_Working data_:
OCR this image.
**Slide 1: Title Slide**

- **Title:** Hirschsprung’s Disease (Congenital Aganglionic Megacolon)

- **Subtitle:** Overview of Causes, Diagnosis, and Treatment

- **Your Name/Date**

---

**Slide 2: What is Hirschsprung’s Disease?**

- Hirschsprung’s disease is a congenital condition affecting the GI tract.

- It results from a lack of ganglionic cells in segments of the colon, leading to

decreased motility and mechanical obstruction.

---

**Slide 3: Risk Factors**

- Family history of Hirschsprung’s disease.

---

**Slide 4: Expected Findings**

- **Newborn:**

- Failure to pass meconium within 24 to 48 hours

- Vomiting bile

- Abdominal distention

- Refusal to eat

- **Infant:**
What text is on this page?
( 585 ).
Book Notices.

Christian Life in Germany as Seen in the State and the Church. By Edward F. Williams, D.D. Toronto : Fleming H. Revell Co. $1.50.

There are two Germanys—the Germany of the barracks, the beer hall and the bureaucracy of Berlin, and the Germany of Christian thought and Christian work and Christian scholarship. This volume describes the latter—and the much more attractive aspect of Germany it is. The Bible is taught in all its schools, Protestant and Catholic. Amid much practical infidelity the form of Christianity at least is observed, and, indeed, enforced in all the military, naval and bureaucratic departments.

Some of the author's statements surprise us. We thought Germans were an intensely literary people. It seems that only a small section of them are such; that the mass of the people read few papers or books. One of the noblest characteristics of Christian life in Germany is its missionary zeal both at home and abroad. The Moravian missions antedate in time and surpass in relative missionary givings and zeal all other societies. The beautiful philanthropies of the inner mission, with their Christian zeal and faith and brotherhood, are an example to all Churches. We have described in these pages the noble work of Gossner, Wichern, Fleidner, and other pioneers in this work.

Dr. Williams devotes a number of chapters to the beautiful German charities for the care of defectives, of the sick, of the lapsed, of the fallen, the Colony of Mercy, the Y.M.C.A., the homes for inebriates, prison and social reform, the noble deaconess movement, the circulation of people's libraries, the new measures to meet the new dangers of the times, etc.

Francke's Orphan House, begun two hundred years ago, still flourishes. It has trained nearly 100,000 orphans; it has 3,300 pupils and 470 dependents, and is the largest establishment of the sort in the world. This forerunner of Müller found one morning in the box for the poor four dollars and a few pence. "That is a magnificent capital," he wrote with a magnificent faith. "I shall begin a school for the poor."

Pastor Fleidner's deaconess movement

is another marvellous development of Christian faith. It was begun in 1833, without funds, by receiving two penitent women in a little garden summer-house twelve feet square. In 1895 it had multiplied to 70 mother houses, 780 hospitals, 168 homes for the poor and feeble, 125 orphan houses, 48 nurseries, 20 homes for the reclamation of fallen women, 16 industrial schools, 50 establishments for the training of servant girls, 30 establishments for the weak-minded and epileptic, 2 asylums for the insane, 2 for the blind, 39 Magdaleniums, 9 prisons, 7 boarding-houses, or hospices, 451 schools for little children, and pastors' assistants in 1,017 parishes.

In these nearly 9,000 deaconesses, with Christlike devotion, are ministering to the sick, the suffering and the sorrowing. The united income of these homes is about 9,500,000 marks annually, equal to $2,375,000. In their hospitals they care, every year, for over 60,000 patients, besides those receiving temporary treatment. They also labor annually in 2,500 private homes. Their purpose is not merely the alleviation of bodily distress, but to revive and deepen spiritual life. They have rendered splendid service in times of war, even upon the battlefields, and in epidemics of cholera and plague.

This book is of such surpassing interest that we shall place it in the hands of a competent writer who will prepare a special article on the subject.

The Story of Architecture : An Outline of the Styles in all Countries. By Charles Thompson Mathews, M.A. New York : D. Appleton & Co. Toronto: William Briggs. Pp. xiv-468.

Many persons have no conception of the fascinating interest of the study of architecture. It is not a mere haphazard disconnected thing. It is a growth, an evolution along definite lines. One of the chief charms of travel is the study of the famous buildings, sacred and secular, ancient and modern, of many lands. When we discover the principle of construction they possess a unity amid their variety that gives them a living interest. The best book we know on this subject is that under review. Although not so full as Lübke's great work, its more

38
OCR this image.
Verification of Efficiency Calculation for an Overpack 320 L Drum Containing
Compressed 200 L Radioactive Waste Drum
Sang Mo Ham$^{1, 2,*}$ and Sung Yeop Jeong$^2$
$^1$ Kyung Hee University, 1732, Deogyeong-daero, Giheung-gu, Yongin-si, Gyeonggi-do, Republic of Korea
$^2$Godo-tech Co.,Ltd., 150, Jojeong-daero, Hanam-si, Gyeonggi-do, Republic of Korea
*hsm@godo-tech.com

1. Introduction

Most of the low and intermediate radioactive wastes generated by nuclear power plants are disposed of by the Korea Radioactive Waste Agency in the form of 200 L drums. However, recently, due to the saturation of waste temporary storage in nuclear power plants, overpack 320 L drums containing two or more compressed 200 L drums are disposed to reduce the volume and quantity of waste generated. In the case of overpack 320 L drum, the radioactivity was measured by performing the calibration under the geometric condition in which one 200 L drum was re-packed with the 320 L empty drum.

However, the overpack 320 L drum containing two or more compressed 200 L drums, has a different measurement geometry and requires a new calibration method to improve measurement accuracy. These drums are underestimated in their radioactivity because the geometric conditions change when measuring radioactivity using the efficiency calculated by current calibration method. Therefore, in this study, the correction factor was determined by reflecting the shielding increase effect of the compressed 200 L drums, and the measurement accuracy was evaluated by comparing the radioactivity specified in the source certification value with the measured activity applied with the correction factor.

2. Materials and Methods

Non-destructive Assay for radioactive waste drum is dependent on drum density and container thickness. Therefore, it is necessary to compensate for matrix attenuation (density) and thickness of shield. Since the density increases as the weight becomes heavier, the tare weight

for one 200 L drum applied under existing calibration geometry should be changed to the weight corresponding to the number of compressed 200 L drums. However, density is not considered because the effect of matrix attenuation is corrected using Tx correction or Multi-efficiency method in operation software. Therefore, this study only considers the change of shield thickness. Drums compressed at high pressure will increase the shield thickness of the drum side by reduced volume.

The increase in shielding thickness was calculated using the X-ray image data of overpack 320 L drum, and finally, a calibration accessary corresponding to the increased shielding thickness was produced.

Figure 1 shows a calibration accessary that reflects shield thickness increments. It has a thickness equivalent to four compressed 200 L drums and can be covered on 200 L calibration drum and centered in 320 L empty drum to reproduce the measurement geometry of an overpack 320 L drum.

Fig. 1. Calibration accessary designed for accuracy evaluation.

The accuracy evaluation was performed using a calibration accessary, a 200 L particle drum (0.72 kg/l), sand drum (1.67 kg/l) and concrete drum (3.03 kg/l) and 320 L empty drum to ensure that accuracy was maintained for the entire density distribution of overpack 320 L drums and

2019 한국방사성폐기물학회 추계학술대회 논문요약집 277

_Task objective_: In the entries above, find each line that has the word "such". Copy it.

_Solution below_:
Some of the author's statements surprise us. We thought Germans were an intensely literary people. It seems that only a small section of them are such; that the mass of the people read few papers or books. One of the noblest characteristics of Christian life in Germany is its missionary zeal both at home and abroad. The Moravian missions antedate in time and surpass in relative missionary givings and zeal all other societies. The beautiful philanthropies of the inner mission, with their Christian zeal and faith and brotherhood, are an example to all Churches. We have described in these pages the noble work of Gossner, Wichern, Fleidner, and other pioneers in this work.
This book is of such surpassing interest that we shall place it in the hands of a competent writer who will prepare a special article on the subject.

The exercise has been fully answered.